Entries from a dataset
▬▬▬
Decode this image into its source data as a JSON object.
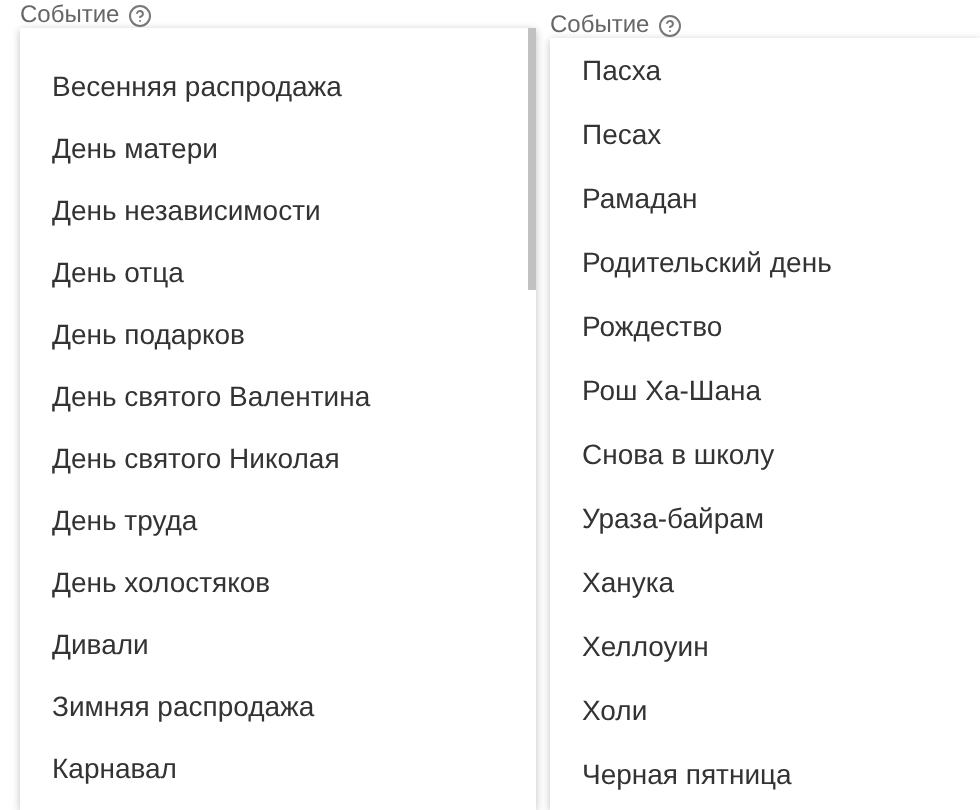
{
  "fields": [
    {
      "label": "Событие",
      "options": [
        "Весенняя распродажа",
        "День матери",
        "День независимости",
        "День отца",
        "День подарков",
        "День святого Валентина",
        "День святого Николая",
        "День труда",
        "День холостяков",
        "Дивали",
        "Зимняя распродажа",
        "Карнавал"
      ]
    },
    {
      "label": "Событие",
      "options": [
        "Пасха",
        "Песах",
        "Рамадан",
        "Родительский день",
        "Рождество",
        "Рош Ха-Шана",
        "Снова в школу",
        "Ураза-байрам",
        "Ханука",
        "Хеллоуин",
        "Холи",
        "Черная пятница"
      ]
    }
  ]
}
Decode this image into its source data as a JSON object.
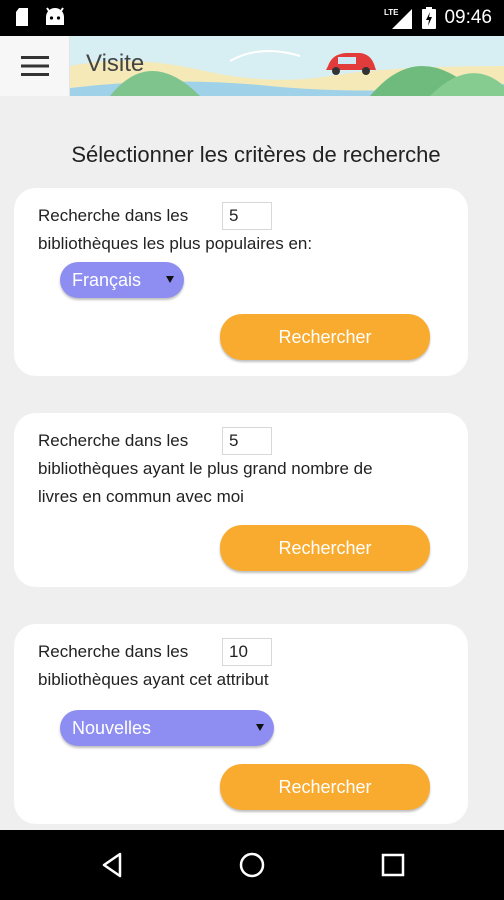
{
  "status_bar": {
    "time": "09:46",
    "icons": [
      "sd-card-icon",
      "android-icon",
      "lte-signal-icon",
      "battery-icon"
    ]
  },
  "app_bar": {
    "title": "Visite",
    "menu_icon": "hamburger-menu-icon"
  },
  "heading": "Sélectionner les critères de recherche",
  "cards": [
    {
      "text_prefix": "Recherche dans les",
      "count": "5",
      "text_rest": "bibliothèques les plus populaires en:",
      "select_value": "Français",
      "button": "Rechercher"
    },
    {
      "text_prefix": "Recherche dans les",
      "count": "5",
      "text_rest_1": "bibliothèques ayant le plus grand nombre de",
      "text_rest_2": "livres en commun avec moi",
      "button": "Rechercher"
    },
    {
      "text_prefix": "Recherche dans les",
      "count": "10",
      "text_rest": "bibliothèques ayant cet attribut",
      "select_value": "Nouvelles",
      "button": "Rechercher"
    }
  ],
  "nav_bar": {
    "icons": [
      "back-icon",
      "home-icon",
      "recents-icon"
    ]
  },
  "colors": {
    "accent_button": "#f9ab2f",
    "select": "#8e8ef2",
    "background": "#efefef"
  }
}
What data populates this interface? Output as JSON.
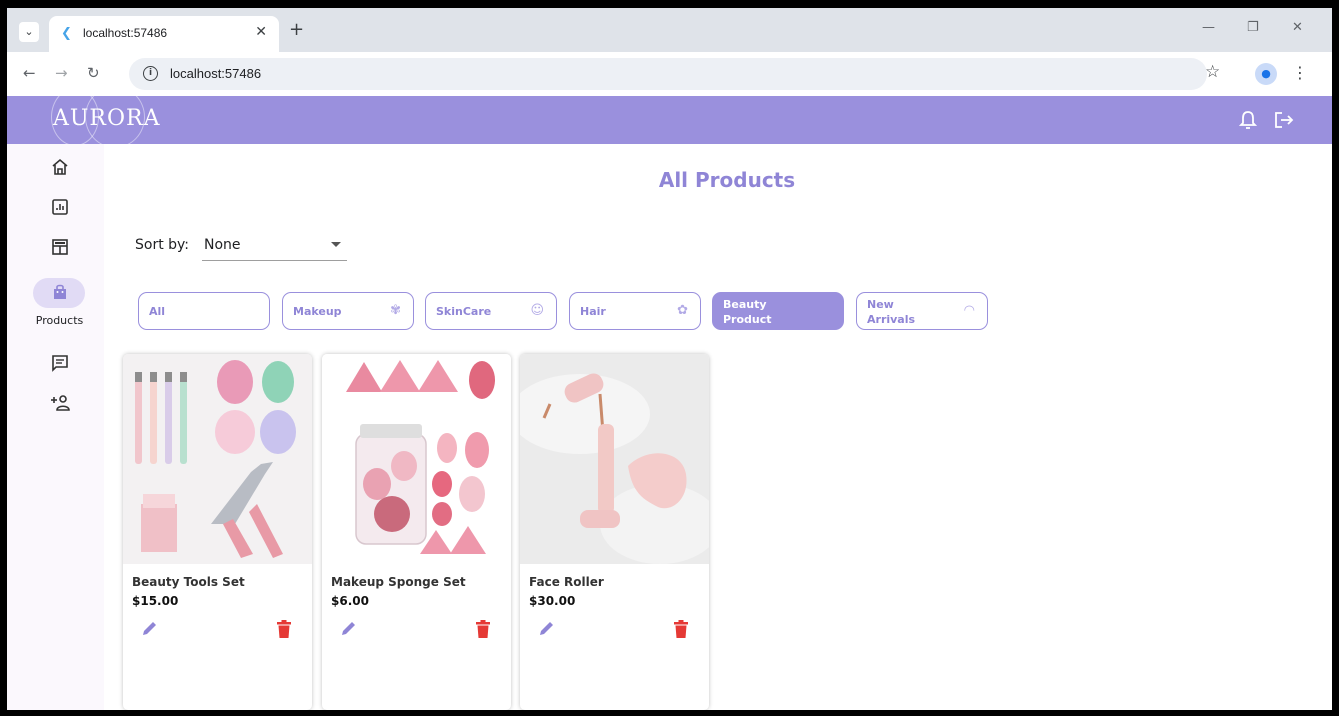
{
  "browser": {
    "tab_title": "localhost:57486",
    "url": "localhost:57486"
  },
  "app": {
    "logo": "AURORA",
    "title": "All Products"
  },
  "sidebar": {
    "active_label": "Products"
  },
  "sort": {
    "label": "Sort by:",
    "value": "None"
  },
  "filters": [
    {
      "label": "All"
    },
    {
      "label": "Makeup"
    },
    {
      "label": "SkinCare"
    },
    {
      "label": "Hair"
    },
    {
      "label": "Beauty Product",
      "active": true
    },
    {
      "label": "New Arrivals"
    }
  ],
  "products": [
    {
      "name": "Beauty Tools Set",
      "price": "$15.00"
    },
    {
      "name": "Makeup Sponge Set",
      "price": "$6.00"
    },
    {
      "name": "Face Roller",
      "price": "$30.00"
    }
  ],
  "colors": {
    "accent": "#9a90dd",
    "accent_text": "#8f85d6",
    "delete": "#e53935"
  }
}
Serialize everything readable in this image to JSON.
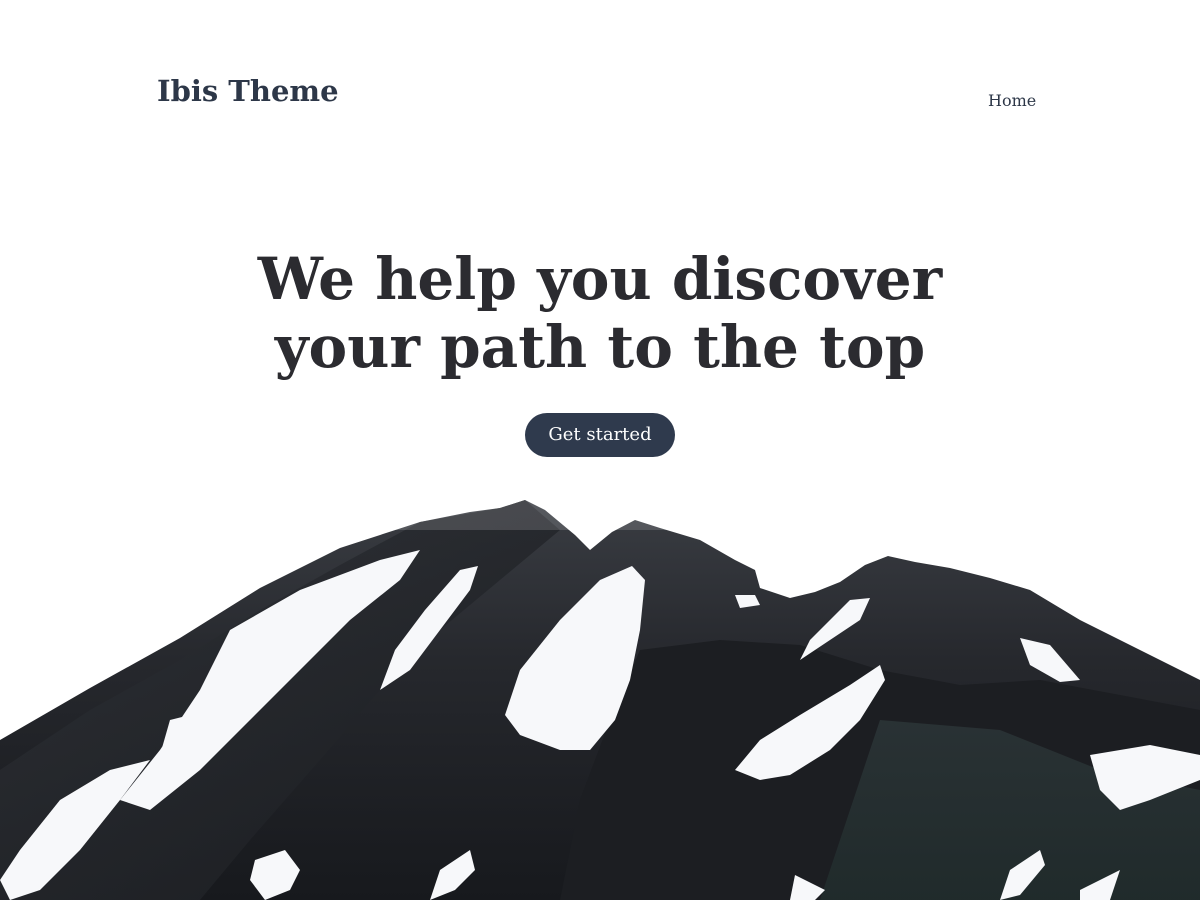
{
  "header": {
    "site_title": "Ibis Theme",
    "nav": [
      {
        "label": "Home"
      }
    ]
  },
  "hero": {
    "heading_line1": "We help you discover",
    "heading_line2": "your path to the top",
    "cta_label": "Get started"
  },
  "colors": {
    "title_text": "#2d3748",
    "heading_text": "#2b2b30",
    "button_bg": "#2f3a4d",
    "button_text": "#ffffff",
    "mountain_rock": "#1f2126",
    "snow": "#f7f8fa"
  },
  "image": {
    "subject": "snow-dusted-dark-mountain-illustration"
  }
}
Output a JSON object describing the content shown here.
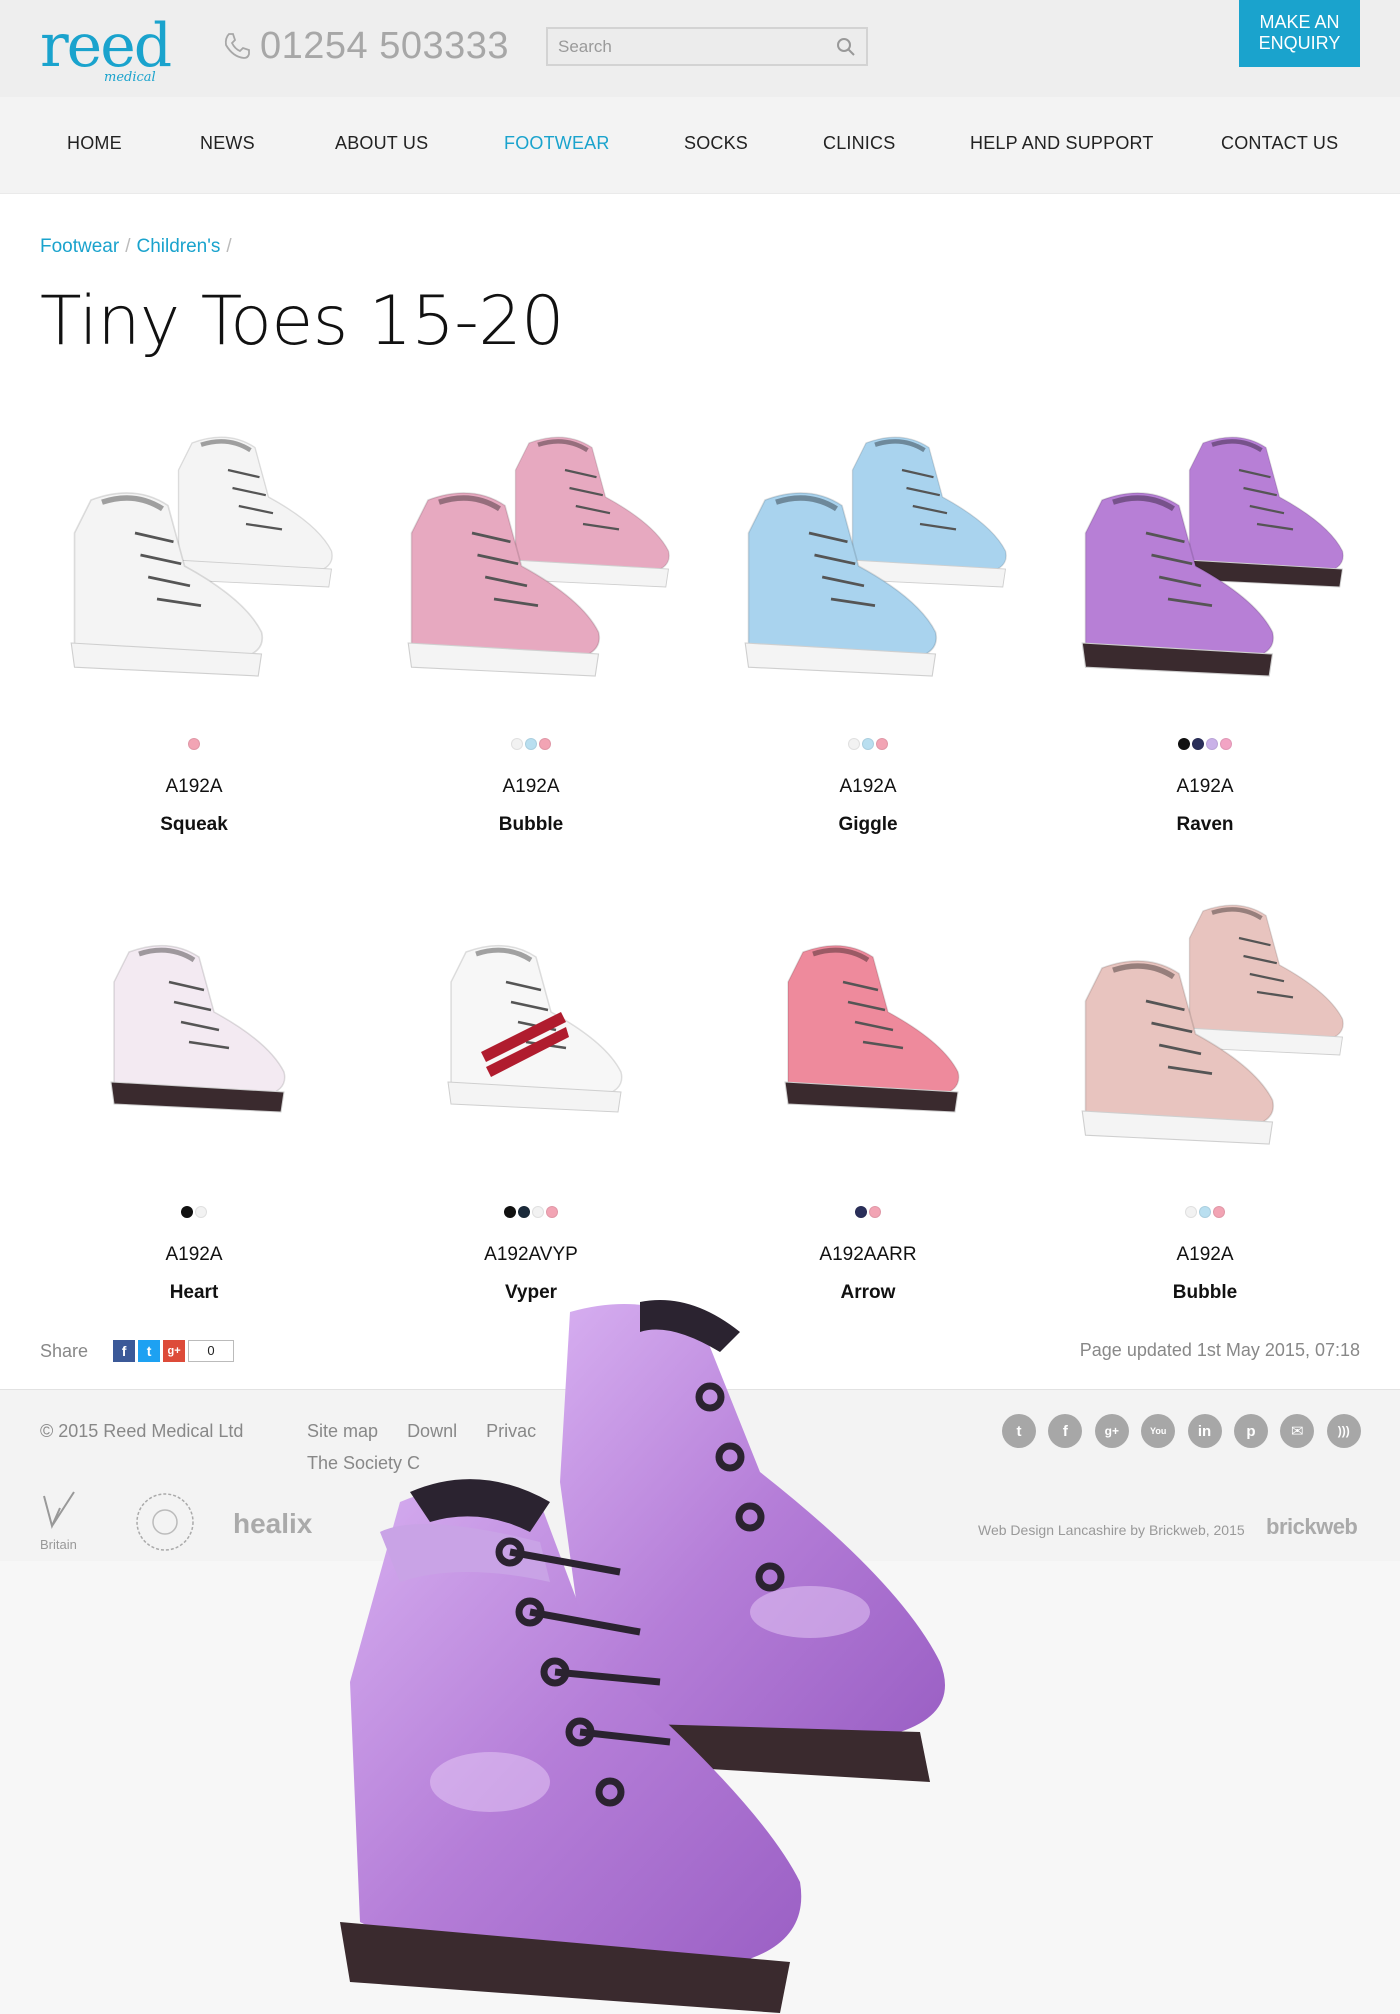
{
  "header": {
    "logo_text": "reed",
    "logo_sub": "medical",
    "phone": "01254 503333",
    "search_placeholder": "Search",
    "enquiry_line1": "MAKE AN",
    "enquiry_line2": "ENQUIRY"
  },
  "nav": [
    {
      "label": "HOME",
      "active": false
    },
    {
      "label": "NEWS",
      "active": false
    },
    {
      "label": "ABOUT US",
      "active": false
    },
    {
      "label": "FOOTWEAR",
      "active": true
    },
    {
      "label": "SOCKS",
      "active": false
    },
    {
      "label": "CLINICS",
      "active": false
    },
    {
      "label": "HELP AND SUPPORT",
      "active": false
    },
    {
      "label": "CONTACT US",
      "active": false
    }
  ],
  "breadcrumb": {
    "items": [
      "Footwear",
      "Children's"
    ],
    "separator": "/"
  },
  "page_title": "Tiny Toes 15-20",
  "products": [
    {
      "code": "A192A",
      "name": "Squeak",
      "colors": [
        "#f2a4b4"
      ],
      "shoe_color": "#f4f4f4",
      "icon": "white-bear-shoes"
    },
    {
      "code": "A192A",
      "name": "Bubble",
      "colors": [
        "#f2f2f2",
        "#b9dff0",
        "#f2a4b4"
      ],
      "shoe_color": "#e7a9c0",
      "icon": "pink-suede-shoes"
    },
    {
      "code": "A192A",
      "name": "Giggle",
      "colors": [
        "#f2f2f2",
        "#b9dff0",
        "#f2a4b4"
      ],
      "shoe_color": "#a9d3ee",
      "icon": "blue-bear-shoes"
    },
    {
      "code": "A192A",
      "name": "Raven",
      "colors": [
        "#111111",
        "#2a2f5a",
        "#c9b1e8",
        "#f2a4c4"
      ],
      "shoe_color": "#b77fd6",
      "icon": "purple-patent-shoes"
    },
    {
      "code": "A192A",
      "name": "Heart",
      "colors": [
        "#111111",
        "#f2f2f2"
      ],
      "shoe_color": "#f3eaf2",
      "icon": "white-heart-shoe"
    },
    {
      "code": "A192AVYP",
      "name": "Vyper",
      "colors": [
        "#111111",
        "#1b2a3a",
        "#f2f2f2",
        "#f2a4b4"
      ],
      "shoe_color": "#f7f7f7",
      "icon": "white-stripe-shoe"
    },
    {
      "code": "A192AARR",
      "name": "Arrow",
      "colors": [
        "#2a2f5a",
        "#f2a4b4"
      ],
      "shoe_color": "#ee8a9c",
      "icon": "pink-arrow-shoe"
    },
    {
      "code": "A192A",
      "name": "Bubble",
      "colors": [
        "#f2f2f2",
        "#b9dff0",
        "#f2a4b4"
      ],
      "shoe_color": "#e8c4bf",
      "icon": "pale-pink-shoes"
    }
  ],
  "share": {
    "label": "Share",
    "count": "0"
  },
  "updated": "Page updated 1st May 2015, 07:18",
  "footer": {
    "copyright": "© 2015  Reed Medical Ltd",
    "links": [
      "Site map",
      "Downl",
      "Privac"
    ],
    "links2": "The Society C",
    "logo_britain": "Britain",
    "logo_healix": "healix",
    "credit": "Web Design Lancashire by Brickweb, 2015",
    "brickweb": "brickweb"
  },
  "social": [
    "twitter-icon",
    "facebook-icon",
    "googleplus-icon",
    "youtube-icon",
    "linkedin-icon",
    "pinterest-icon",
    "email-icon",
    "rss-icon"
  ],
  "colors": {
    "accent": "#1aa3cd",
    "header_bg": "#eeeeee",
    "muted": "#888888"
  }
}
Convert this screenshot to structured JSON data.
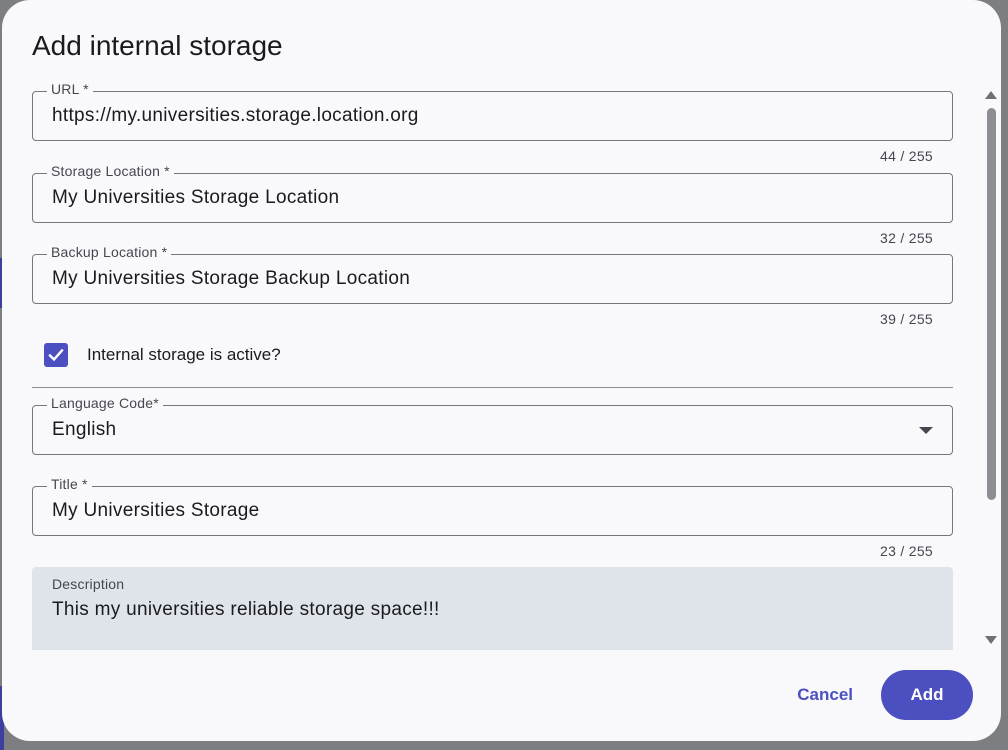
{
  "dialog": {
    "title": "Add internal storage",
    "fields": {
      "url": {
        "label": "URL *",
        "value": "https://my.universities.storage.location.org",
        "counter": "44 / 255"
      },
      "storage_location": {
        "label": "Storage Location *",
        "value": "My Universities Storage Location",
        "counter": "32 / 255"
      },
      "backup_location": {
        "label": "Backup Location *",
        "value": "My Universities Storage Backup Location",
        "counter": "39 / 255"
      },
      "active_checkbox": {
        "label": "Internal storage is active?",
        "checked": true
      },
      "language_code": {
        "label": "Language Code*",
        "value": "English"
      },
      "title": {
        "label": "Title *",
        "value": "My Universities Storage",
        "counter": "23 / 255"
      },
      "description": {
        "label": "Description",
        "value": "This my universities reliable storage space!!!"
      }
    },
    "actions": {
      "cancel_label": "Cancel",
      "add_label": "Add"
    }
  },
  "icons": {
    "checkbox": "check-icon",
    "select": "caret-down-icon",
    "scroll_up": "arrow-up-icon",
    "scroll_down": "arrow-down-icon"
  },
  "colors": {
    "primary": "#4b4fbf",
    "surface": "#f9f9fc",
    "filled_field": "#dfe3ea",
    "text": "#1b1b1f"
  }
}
▬▬▬
Report all lines of the data that include the word "Output".

What data populates this interface? Output as JSON.
Output a JSON object describing the content shown here.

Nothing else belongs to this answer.